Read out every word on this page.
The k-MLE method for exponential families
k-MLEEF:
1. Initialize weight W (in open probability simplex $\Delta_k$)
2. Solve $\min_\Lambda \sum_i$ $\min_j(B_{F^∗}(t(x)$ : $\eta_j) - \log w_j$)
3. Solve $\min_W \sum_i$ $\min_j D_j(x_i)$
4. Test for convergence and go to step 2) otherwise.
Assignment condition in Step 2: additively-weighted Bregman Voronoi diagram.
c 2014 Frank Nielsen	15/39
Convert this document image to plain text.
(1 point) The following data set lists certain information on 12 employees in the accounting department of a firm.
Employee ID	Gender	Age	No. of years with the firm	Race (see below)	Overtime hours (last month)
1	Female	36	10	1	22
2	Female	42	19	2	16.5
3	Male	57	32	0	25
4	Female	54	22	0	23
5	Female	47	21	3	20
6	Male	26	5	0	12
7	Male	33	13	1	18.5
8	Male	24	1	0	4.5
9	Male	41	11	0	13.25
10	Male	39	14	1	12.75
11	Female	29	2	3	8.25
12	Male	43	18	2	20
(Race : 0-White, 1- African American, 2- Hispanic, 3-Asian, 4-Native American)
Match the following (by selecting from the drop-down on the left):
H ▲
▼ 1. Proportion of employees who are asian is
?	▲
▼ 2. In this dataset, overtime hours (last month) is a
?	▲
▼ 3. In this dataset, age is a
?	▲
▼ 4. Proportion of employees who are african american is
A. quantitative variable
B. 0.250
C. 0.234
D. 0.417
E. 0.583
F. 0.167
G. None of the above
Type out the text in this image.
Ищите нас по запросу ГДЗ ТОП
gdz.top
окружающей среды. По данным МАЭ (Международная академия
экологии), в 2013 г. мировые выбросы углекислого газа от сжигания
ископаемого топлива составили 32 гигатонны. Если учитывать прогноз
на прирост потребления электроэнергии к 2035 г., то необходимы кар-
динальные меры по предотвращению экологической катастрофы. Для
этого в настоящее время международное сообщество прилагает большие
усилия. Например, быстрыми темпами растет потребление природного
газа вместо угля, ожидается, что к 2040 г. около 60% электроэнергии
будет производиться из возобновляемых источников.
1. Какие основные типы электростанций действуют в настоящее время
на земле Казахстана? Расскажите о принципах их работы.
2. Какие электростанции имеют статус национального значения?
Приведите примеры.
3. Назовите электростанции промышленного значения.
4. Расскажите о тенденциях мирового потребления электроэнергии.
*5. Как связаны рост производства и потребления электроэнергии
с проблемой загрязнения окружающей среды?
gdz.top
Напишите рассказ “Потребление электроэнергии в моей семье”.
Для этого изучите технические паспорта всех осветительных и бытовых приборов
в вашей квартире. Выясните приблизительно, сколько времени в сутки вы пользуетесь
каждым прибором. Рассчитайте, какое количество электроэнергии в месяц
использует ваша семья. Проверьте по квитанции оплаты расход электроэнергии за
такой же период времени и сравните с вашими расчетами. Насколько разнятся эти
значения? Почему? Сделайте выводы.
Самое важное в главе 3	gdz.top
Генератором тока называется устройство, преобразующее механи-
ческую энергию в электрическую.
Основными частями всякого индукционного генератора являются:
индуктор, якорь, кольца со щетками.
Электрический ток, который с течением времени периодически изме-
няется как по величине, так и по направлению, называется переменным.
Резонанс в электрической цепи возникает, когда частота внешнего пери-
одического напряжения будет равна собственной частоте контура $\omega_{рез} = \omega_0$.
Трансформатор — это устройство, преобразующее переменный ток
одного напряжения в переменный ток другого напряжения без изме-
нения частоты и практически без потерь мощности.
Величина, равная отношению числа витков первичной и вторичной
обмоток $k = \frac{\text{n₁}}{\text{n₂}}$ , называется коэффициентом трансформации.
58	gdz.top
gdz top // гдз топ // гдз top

+++

INSTRUCTIONS TO FOLLOW
Extract all lines from the data in which "напряжения" is found.

FINAL RESULT
одического напряжения будет равна собственной частоте контура $\omega_{рез} = \omega_0$.
одного напряжения в переменный ток другого напряжения без изме-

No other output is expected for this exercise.